## Prompt
Scan the listing below. Report each line that includes "CoDeSys".

------------

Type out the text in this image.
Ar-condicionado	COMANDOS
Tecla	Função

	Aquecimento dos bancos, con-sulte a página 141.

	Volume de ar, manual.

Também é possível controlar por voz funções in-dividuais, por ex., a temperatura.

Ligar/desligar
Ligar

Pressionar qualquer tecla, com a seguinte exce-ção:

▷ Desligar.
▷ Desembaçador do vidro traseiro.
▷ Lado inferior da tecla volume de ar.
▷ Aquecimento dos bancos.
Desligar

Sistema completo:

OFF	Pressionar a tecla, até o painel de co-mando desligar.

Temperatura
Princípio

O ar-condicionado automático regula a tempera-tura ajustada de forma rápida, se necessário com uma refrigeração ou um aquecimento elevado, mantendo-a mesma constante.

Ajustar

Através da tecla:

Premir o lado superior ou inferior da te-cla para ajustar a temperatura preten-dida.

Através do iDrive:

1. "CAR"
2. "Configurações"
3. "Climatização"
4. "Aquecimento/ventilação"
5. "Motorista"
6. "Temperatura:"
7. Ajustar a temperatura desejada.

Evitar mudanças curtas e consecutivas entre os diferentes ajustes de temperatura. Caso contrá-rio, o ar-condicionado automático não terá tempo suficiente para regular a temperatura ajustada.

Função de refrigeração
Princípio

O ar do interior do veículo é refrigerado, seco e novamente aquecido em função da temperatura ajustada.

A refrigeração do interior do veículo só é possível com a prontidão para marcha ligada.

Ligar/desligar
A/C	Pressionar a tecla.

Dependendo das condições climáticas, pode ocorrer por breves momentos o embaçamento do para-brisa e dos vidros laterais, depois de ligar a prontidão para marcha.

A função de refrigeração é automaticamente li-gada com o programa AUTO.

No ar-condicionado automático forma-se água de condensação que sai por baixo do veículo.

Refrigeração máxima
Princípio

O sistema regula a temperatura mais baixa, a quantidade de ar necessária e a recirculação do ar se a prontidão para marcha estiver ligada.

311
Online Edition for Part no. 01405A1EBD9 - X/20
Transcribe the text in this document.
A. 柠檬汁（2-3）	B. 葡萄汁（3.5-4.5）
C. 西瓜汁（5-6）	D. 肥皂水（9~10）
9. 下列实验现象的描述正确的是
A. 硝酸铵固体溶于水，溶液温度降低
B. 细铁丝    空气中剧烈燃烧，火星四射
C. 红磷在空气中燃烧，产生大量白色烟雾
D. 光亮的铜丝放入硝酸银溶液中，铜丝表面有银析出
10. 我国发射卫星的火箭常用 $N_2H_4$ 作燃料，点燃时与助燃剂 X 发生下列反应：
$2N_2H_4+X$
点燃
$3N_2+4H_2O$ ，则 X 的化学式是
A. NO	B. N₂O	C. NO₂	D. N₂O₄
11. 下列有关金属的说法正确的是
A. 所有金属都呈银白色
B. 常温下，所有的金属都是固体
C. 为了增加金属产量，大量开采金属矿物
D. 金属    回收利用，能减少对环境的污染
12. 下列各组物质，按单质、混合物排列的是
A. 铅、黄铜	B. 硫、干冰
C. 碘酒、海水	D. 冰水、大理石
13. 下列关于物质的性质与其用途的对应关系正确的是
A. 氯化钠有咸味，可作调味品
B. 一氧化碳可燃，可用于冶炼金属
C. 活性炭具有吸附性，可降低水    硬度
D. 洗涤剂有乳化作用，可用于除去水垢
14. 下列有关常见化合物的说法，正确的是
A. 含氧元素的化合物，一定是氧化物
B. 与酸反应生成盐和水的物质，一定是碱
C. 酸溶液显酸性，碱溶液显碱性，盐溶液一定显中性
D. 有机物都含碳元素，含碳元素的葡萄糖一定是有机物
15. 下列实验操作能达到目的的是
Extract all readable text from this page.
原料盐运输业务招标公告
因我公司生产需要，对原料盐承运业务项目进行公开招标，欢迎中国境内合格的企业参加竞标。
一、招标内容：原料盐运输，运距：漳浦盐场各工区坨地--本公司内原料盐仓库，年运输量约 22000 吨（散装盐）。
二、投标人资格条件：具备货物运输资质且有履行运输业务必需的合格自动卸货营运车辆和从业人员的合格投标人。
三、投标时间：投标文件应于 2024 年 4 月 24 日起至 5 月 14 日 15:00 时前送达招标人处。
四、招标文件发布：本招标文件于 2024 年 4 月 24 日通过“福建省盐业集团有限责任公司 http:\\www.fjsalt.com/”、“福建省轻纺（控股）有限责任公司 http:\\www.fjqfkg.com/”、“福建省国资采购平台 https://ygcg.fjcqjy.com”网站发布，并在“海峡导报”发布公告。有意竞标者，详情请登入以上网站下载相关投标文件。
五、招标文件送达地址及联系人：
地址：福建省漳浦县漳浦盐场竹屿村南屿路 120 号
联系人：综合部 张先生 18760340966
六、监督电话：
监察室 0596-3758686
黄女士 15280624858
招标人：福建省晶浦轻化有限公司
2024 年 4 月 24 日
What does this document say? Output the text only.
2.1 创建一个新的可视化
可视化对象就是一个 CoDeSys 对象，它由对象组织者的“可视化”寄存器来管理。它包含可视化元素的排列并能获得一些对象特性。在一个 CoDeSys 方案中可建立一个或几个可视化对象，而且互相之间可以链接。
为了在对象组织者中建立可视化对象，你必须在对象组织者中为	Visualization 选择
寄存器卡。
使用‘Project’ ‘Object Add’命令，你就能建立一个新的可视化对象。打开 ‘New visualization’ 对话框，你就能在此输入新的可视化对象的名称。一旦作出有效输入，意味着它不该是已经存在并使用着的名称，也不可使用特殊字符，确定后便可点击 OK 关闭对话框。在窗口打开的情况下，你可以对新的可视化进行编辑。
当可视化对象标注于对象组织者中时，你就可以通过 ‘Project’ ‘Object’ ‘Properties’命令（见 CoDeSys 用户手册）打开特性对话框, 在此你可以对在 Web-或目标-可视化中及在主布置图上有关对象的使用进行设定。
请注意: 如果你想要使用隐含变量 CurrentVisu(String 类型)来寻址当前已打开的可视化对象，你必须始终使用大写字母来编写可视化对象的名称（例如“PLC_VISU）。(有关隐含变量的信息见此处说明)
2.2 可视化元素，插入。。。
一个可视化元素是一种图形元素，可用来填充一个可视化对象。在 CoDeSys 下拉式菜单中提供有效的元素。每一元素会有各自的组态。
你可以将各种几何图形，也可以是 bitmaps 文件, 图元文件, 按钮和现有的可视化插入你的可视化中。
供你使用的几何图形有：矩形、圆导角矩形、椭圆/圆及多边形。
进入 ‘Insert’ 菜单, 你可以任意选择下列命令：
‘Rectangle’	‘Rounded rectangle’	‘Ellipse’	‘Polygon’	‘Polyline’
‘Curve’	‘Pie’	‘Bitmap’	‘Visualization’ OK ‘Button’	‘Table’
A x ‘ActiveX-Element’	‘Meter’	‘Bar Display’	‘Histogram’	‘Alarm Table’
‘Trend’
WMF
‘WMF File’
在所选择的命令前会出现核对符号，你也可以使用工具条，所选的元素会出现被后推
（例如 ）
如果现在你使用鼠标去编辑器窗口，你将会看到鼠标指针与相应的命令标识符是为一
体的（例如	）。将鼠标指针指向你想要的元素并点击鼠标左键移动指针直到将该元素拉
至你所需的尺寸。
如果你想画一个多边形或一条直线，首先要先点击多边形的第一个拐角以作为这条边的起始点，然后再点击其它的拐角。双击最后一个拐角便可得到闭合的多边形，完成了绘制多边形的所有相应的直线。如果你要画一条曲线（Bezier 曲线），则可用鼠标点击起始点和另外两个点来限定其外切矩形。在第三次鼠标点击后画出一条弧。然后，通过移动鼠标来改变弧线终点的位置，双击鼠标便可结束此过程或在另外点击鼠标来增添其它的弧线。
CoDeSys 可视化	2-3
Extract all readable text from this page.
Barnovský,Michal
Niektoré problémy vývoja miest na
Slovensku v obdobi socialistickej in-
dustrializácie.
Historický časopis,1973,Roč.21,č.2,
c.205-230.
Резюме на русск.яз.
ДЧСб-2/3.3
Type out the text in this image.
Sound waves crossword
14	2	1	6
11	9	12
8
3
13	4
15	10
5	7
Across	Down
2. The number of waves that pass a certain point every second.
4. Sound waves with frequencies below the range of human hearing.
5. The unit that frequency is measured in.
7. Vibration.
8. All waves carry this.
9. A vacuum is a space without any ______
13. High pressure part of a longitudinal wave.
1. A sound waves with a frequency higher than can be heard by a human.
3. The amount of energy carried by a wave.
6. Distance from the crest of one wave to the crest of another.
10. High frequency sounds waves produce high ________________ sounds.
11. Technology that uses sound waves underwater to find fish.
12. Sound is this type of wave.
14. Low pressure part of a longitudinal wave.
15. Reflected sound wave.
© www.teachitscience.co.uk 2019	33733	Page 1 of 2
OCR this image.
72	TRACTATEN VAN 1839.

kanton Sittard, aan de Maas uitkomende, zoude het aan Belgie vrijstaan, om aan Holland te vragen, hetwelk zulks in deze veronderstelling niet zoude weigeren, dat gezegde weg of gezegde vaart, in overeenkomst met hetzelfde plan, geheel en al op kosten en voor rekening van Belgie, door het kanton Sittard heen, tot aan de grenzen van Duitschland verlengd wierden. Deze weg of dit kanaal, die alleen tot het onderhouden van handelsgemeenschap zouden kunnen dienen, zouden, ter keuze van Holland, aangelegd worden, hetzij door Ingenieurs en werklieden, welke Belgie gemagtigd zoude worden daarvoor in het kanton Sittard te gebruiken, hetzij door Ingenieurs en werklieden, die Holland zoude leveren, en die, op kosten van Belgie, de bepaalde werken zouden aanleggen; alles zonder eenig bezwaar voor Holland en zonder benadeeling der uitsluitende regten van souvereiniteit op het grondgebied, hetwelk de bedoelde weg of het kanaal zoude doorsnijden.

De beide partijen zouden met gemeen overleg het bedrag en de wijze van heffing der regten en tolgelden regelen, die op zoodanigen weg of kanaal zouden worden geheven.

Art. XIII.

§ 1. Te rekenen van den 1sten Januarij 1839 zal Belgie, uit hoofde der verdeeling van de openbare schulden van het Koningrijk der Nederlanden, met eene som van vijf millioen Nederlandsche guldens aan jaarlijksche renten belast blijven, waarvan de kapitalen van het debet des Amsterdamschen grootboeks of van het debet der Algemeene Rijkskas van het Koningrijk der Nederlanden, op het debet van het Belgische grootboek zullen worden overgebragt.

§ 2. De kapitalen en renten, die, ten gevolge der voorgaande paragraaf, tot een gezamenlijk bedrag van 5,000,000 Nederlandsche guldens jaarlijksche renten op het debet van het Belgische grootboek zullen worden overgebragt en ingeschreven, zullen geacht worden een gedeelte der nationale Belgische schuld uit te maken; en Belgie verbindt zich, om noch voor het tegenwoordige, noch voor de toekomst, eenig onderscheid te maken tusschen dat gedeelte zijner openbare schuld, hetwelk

------------

## Problem solution
可视化对象就是一个 CoDeSys 对象，它由对象组织者的“可视化”寄存器来管理。它包含可视化元素的排列并能获得一些对象特性。在一个 CoDeSys 方案中可建立一个或几个可视化对象，而且互相之间可以链接。
当可视化对象标注于对象组织者中时，你就可以通过 ‘Project’ ‘Object’ ‘Properties’命令（见 CoDeSys 用户手册）打开特性对话框, 在此你可以对在 Web-或目标-可视化中及在主布置图上有关对象的使用进行设定。
一个可视化元素是一种图形元素，可用来填充一个可视化对象。在 CoDeSys 下拉式菜单中提供有效的元素。每一元素会有各自的组态。
CoDeSys 可视化	2-3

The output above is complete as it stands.